**Supplied data:**
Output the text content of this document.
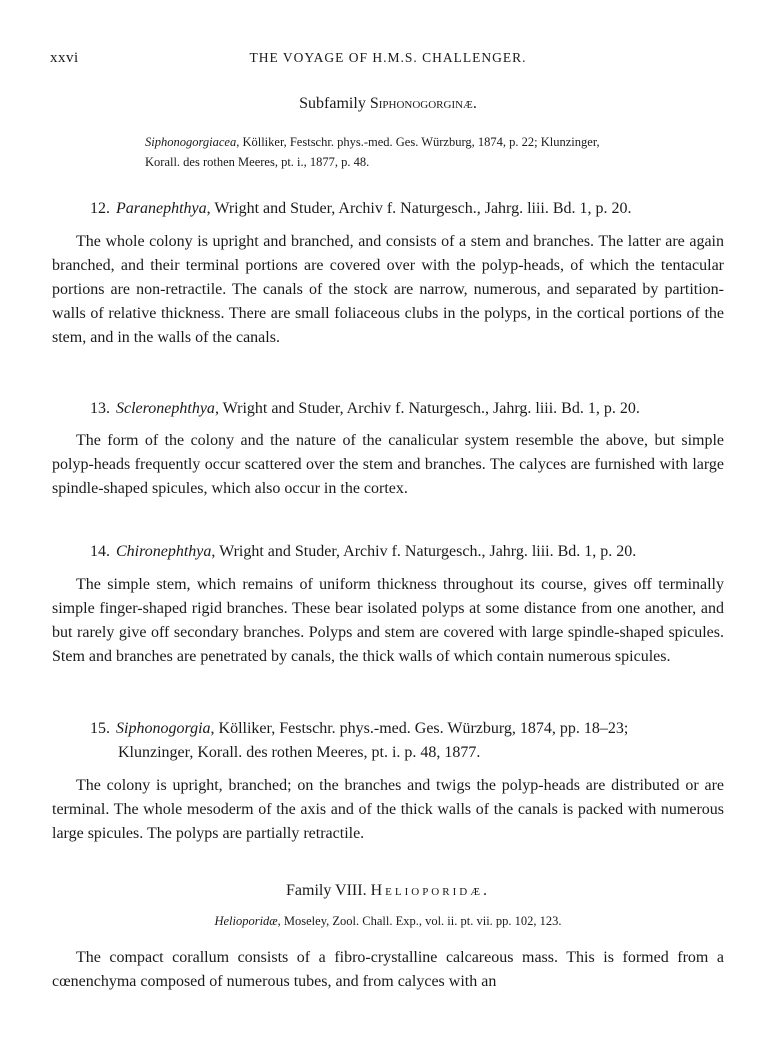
xxvi	THE VOYAGE OF H.M.S. CHALLENGER.
Subfamily Siphonogorginæ.
Siphonogorgiacea, Kölliker, Festschr. phys.-med. Ges. Würzburg, 1874, p. 22; Klunzinger,
Korall. des rothen Meeres, pt. i., 1877, p. 48.
12. Paranephthya, Wright and Studer, Archiv f. Naturgesch., Jahrg. liii. Bd. 1, p. 20.
The whole colony is upright and branched, and consists of a stem and branches. The latter are again branched, and their terminal portions are covered over with the polyp-heads, of which the tentacular portions are non-retractile. The canals of the stock are narrow, numerous, and separated by partition-walls of relative thickness. There are small foliaceous clubs in the polyps, in the cortical portions of the stem, and in the walls of the canals.
13. Scleronephthya, Wright and Studer, Archiv f. Naturgesch., Jahrg. liii. Bd. 1, p. 20.
The form of the colony and the nature of the canalicular system resemble the above, but simple polyp-heads frequently occur scattered over the stem and branches. The calyces are furnished with large spindle-shaped spicules, which also occur in the cortex.
14. Chironephthya, Wright and Studer, Archiv f. Naturgesch., Jahrg. liii. Bd. 1, p. 20.
The simple stem, which remains of uniform thickness throughout its course, gives off terminally simple finger-shaped rigid branches. These bear isolated polyps at some distance from one another, and but rarely give off secondary branches. Polyps and stem are covered with large spindle-shaped spicules. Stem and branches are penetrated by canals, the thick walls of which contain numerous spicules.
15. Siphonogorgia, Kölliker, Festschr. phys.-med. Ges. Würzburg, 1874, pp. 18–23;
Klunzinger, Korall. des rothen Meeres, pt. i. p. 48, 1877.
The colony is upright, branched; on the branches and twigs the polyp-heads are distributed or are terminal. The whole mesoderm of the axis and of the thick walls of the canals is packed with numerous large spicules. The polyps are partially retractile.
Family VIII. Helioporidæ.
Helioporidæ, Moseley, Zool. Chall. Exp., vol. ii. pt. vii. pp. 102, 123.
The compact corallum consists of a fibro-crystalline calcareous mass. This is formed from a cœnenchyma composed of numerous tubes, and from calyces with an
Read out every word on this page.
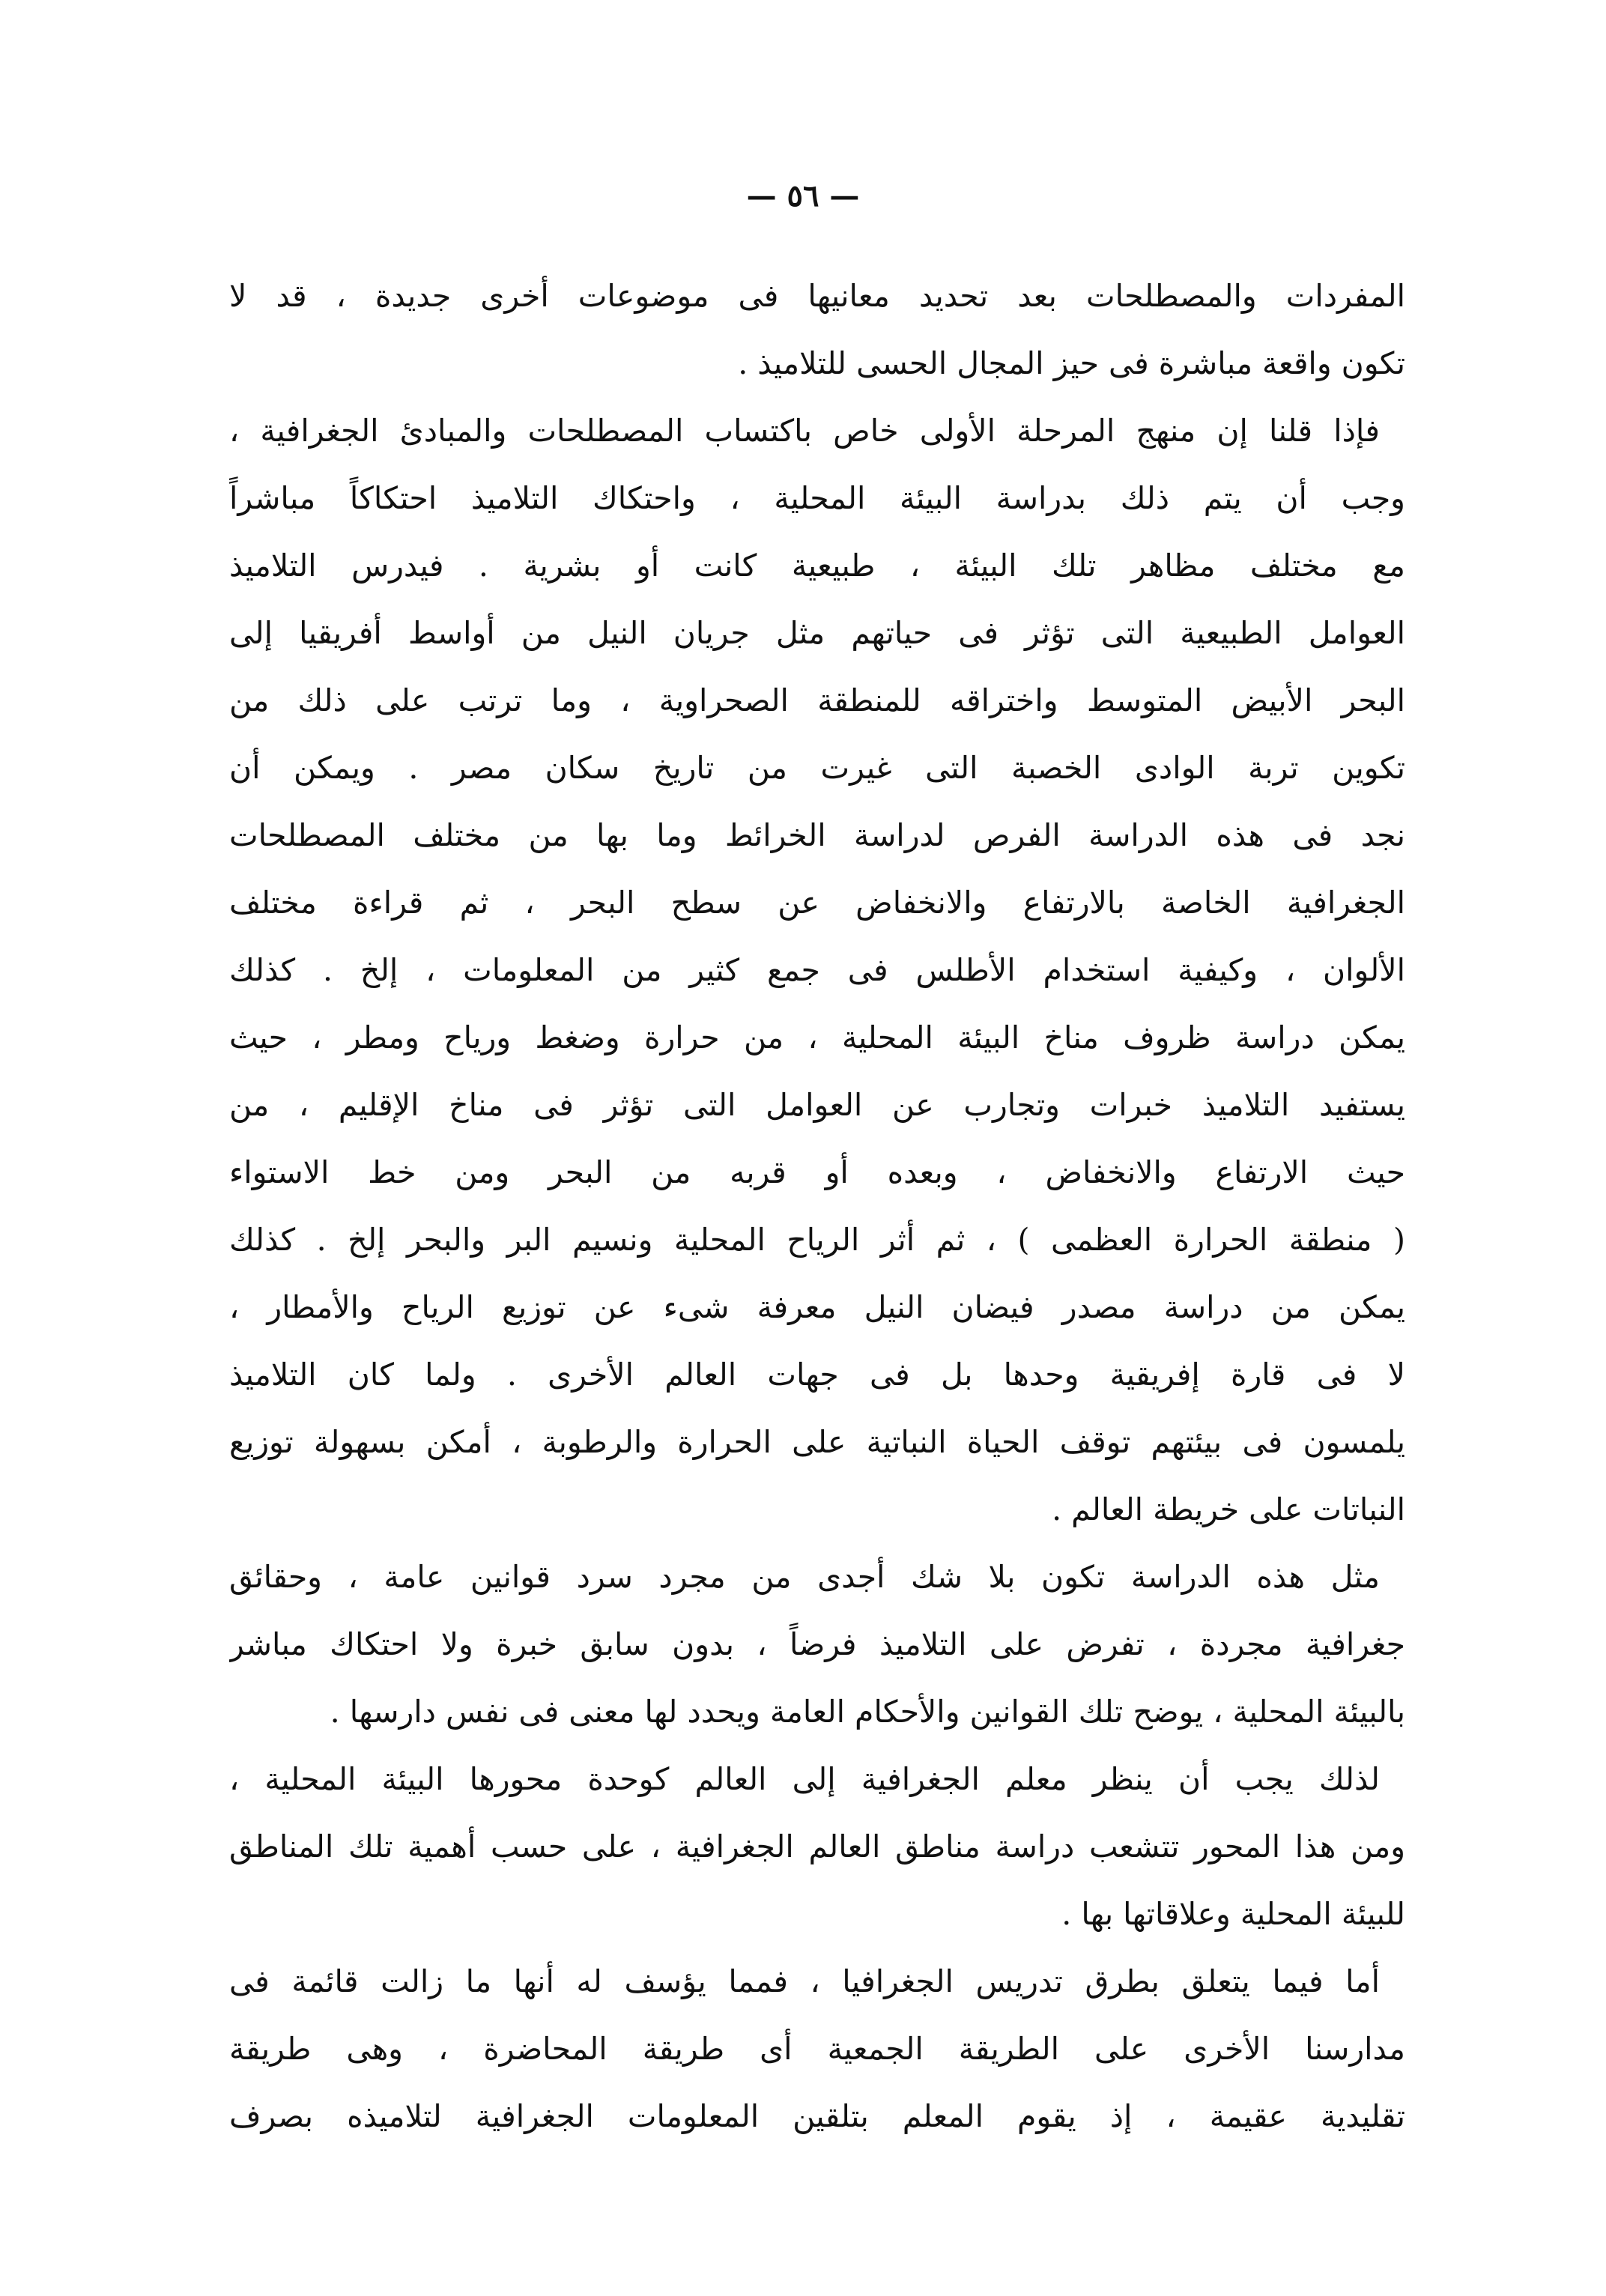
— ٥٦ —
المفردات والمصطلحات بعد تحديد معانيها فى موضوعات أخرى جديدة ، قد لا
تكون واقعة مباشرة فى حيز المجال الحسى للتلاميذ .
فإذا قلنا إن منهج المرحلة الأولى خاص باكتساب المصطلحات والمبادئ الجغرافية ،
وجب أن يتم ذلك بدراسة البيئة المحلية ، واحتكاك التلاميذ احتكاكاً مباشراً
مع مختلف مظاهر تلك البيئة ، طبيعية كانت أو بشرية . فيدرس التلاميذ
العوامل الطبيعية التى تؤثر فى حياتهم مثل جريان النيل من أواسط أفريقيا إلى
البحر الأبيض المتوسط واختراقه للمنطقة الصحراوية ، وما ترتب على ذلك من
تكوين تربة الوادى الخصبة التى غيرت من تاريخ سكان مصر . ويمكن أن
نجد فى هذه الدراسة الفرص لدراسة الخرائط وما بها من مختلف المصطلحات
الجغرافية الخاصة بالارتفاع والانخفاض عن سطح البحر ، ثم قراءة مختلف
الألوان ، وكيفية استخدام الأطلس فى جمع كثير من المعلومات ، إلخ . كذلك
يمكن دراسة ظروف مناخ البيئة المحلية ، من حرارة وضغط ورياح ومطر ، حيث
يستفيد التلاميذ خبرات وتجارب عن العوامل التى تؤثر فى مناخ الإقليم ، من
حيث الارتفاع والانخفاض ، وبعده أو قربه من البحر ومن خط الاستواء
( منطقة الحرارة العظمى ) ، ثم أثر الرياح المحلية ونسيم البر والبحر إلخ . كذلك
يمكن من دراسة مصدر فيضان النيل معرفة شىء عن توزيع الرياح والأمطار ،
لا فى قارة إفريقية وحدها بل فى جهات العالم الأخرى . ولما كان التلاميذ
يلمسون فى بيئتهم توقف الحياة النباتية على الحرارة والرطوبة ، أمكن بسهولة توزيع
النباتات على خريطة العالم .
مثل هذه الدراسة تكون بلا شك أجدى من مجرد سرد قوانين عامة ، وحقائق
جغرافية مجردة ، تفرض على التلاميذ فرضاً ، بدون سابق خبرة ولا احتكاك مباشر
بالبيئة المحلية ، يوضح تلك القوانين والأحكام العامة ويحدد لها معنى فى نفس دارسها .
لذلك يجب أن ينظر معلم الجغرافية إلى العالم كوحدة محورها البيئة المحلية ،
ومن هذا المحور تتشعب دراسة مناطق العالم الجغرافية ، على حسب أهمية تلك المناطق
للبيئة المحلية وعلاقاتها بها .
أما فيما يتعلق بطرق تدريس الجغرافيا ، فمما يؤسف له أنها ما زالت قائمة فى
مدارسنا الأخرى على الطريقة الجمعية أى طريقة المحاضرة ، وهى طريقة
تقليدية عقيمة ، إذ يقوم المعلم بتلقين المعلومات الجغرافية لتلاميذه بصرف
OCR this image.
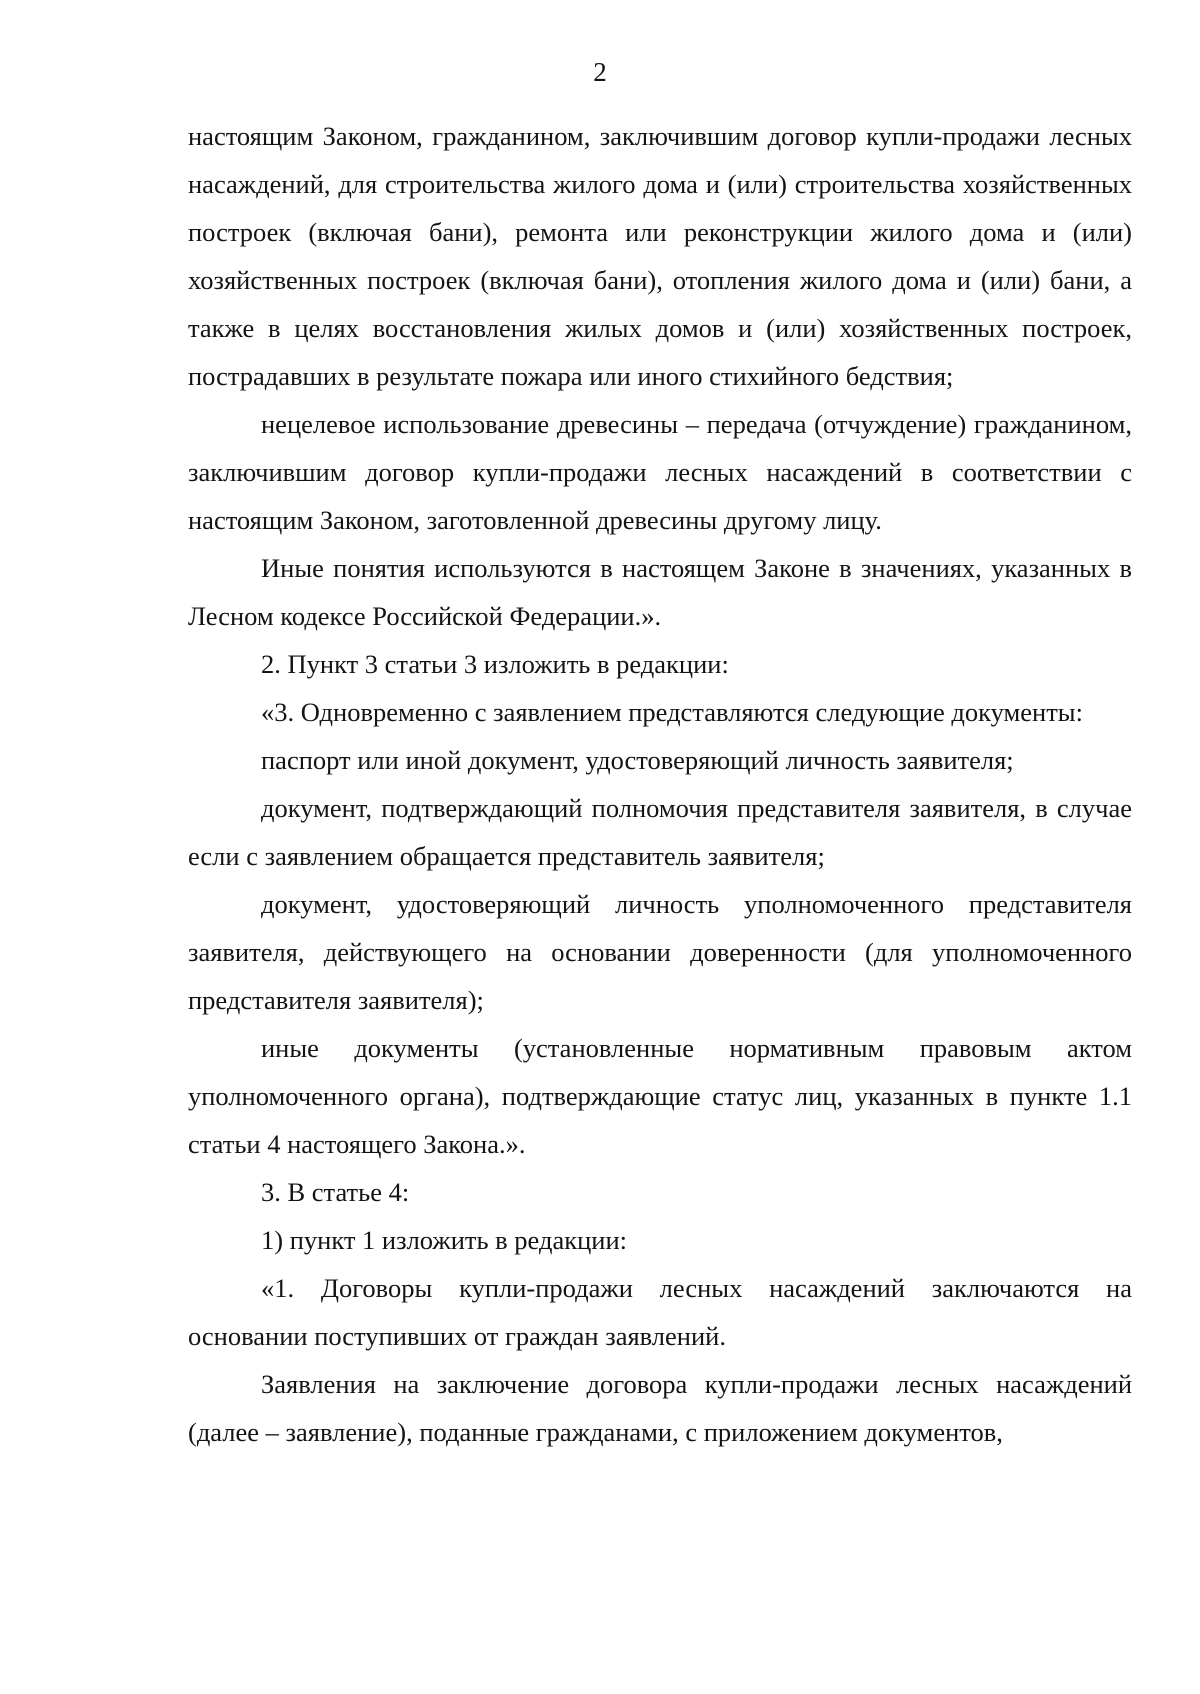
2

настоящим Законом, гражданином, заключившим договор купли-продажи лесных насаждений, для строительства жилого дома и (или) строительства хозяйственных построек (включая бани), ремонта или реконструкции жилого дома и (или) хозяйственных построек (включая бани), отопления жилого дома и (или) бани, а также в целях восстановления жилых домов и (или) хозяйственных построек, пострадавших в результате пожара или иного стихийного бедствия;

нецелевое использование древесины – передача (отчуждение) гражданином, заключившим договор купли-продажи лесных насаждений в соответствии с настоящим Законом, заготовленной древесины другому лицу.

Иные понятия используются в настоящем Законе в значениях, указанных в Лесном кодексе Российской Федерации.».

2. Пункт 3 статьи 3 изложить в редакции:

«3. Одновременно с заявлением представляются следующие документы:

паспорт или иной документ, удостоверяющий личность заявителя;

документ, подтверждающий полномочия представителя заявителя, в случае если с заявлением обращается представитель заявителя;

документ, удостоверяющий личность уполномоченного представителя заявителя, действующего на основании доверенности (для уполномоченного представителя заявителя);

иные документы (установленные нормативным правовым актом уполномоченного органа), подтверждающие статус лиц, указанных в пункте 1.1 статьи 4 настоящего Закона.».

3. В статье 4:

1) пункт 1 изложить в редакции:

«1. Договоры купли-продажи лесных насаждений заключаются на основании поступивших от граждан заявлений.

Заявления на заключение договора купли-продажи лесных насаждений (далее – заявление), поданные гражданами, с приложением документов,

**Description of the task:**
Find and copy every line in the entries above where the string "polyps" occurs.

**Reply:**
The whole colony is upright and branched, and consists of a stem and branches. The latter are again branched, and their terminal portions are covered over with the polyp-heads, of which the tentacular portions are non-retractile. The canals of the stock are narrow, numerous, and separated by partition-walls of relative thickness. There are small foliaceous clubs in the polyps, in the cortical portions of the stem, and in the walls of the canals.
The simple stem, which remains of uniform thickness throughout its course, gives off terminally simple finger-shaped rigid branches. These bear isolated polyps at some distance from one another, and but rarely give off secondary branches. Polyps and stem are covered with large spindle-shaped spicules. Stem and branches are penetrated by canals, the thick walls of which contain numerous spicules.
The colony is upright, branched; on the branches and twigs the polyp-heads are distributed or are terminal. The whole mesoderm of the axis and of the thick walls of the canals is packed with numerous large spicules. The polyps are partially retractile.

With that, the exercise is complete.